Dataset excerpts |
=== Section Start ===

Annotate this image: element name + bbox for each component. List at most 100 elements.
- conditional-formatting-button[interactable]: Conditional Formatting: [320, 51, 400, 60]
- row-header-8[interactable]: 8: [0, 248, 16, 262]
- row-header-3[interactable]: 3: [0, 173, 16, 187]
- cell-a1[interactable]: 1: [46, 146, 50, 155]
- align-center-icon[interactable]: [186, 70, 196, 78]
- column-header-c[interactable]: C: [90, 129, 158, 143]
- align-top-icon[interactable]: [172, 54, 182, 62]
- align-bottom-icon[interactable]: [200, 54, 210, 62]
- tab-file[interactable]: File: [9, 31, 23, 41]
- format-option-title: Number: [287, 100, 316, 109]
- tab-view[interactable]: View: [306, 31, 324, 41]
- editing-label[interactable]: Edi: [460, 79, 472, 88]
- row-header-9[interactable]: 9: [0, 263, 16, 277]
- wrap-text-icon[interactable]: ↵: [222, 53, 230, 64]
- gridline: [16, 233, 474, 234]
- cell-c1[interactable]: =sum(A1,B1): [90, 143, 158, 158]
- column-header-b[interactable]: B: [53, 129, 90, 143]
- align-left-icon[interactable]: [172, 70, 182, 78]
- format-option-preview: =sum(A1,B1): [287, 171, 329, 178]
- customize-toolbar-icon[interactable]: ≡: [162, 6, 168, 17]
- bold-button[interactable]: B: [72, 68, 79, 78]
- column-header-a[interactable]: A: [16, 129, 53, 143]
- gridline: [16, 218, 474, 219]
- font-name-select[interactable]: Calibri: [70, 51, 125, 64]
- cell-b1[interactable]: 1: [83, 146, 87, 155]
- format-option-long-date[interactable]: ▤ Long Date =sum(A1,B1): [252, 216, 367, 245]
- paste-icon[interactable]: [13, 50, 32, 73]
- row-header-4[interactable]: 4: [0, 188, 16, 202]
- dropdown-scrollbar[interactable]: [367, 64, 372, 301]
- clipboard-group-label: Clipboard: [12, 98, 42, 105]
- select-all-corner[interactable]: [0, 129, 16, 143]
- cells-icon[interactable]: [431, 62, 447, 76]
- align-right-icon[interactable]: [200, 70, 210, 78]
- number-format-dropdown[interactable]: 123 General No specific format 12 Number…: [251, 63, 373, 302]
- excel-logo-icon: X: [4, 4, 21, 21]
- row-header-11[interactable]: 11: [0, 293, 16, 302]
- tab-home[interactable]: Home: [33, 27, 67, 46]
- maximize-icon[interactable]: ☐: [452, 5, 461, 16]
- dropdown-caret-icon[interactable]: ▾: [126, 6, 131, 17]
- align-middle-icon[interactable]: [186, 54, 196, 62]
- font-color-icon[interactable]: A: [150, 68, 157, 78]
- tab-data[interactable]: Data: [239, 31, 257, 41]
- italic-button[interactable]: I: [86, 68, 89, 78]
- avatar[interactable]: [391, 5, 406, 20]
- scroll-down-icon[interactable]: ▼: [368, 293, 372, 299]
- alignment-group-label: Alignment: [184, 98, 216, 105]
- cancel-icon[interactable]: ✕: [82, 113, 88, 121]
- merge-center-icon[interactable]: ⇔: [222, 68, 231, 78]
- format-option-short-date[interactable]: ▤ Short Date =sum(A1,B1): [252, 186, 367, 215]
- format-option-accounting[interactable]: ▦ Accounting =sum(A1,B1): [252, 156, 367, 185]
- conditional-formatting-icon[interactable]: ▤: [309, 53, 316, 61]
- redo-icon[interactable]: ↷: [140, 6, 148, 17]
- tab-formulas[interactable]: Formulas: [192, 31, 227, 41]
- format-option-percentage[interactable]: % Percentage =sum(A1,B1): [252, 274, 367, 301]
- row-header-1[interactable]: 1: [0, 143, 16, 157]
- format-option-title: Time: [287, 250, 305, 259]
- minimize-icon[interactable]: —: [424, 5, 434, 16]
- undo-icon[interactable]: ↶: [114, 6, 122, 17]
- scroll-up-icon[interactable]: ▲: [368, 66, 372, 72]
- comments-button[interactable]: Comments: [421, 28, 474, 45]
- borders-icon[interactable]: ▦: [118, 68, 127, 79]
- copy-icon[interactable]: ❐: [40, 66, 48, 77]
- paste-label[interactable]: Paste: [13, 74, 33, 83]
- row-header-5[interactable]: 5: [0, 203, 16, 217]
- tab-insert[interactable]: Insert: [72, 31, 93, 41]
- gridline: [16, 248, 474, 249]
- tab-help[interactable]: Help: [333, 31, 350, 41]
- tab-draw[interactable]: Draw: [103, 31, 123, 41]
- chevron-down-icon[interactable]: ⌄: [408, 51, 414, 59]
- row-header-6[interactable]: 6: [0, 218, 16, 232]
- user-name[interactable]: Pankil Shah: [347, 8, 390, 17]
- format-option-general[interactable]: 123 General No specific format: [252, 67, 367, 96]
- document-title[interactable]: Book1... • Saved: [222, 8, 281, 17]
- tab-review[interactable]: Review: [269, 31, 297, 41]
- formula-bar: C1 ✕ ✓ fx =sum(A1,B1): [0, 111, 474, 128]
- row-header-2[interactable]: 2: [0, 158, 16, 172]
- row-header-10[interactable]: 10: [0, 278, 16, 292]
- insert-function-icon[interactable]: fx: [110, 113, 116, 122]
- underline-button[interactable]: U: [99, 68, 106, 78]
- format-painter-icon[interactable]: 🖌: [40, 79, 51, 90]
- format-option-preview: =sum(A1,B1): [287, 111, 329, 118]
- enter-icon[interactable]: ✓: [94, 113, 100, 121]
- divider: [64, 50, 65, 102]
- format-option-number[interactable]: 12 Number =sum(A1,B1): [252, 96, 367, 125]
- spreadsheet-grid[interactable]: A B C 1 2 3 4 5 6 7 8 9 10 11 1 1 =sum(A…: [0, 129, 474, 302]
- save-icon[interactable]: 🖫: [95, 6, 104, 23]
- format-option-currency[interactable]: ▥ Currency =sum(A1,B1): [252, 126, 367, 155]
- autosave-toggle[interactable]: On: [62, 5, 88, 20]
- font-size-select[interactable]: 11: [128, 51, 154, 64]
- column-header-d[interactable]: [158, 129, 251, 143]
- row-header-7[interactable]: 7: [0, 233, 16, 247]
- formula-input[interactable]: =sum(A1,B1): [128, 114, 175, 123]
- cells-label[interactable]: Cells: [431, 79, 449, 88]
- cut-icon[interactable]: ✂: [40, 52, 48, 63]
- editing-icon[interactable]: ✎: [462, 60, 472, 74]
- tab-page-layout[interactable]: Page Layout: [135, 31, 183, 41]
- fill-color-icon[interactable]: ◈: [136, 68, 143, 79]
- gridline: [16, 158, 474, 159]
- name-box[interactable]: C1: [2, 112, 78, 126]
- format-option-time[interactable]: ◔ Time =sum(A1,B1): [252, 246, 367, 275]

=== Section End ===

Exercise |
Say, as a single number, how many lines of the records hold the word "center".

Response area |
2